When I got home the high pitch was just awful. BUT I later realized it was only in our bedroom and the attached computer room where I am now typing this. Crazy making! So it was in our bedroom and it was in the Doctor’s office. But not in the rest of our house? Ridiculous.

To add fun to my day I then had to go for a bone density test. I am really living the high life, I tell you!

Then it was lessons to teach, dinner to eat, Rick Steves to watch. And back to my computer room I went. Doggone high pitch noise was there and getting louder! I had already turned off my computer and printer to see if one of those was making the noise (but why, then, was it at the doctor’s office as well?!). Dan suggested I’d need to unplug everything and then plug things in one by one to see if something was the culprit. I said I’d try that tomorrow maybe, but then I realized the sound seemed to be coming from a certain area in the computer room.

Well waddya know?! It was my darn hearing aid! The thing was in its case but sort of loose in there I guess, and was apparently given some sort of feedback or something. Heh. No wonder I heard it at the Doctor’s office as well! It was in my purse on my lap while I was talking to him. (But hey, the Doctor didn’t hear it, nor did an intern? I think they need their hearing checked. Hah!)

So that’s the funny part that is causing me to write all this. And the good news? Obviously my right ear is working quite well with high frequencies. it was an F#7 I believe. And it was loud, loud, loud!

Meanwhile … I will continue to read about a cochlear implant, but the Doctor suggested I wouldn’t want to use it in the orchestra until I adjusted to it which could take six months to a year. So would it be work it? I would then hear people talking to my left. I would have directional hearing again. There are definitely plusses. Restaurants and parties would work for me (right now they really don’t). I’d also have this thing attached to my head that looks bionic. I’d have a huge thing behind my ear. And they’d be drilling into my skull. I don’t think of those as a plus. But I’m not saying yes or no quite yet. I will think. Ponder. And do more research.

--- TASK ITEM ---
In the post about the high-pitched noise, what turned out to be making the sound?

--- MATERIAL SHOWN ---
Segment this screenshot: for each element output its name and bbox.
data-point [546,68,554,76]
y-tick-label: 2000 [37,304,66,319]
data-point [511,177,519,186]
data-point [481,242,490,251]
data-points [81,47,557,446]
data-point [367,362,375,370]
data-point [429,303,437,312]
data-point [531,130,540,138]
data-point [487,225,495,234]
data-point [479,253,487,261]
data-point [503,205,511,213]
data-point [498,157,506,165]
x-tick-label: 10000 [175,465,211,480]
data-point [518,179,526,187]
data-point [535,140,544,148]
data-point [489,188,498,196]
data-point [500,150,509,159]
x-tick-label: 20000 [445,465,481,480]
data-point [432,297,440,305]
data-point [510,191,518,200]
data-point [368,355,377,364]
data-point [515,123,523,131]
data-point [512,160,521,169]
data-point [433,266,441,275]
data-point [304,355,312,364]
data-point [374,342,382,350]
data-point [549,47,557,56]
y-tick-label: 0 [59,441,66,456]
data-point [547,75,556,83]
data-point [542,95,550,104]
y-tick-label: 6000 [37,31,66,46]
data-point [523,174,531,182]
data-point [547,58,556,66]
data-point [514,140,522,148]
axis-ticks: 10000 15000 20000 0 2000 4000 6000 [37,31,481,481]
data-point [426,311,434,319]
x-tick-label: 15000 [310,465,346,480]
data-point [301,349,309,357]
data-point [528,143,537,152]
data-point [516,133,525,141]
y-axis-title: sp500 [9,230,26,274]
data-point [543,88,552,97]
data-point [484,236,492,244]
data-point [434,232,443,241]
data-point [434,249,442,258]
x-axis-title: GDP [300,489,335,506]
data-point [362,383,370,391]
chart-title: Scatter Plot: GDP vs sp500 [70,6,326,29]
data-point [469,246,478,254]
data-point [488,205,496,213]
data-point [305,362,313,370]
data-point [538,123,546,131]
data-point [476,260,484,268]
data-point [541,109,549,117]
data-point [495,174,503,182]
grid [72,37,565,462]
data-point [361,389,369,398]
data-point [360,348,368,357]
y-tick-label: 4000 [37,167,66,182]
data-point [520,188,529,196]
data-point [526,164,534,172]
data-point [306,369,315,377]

--- RESPONSE TO THE EXERCISE ---
The writer's hearing aid, which was loose in its case and apparently giving feedback.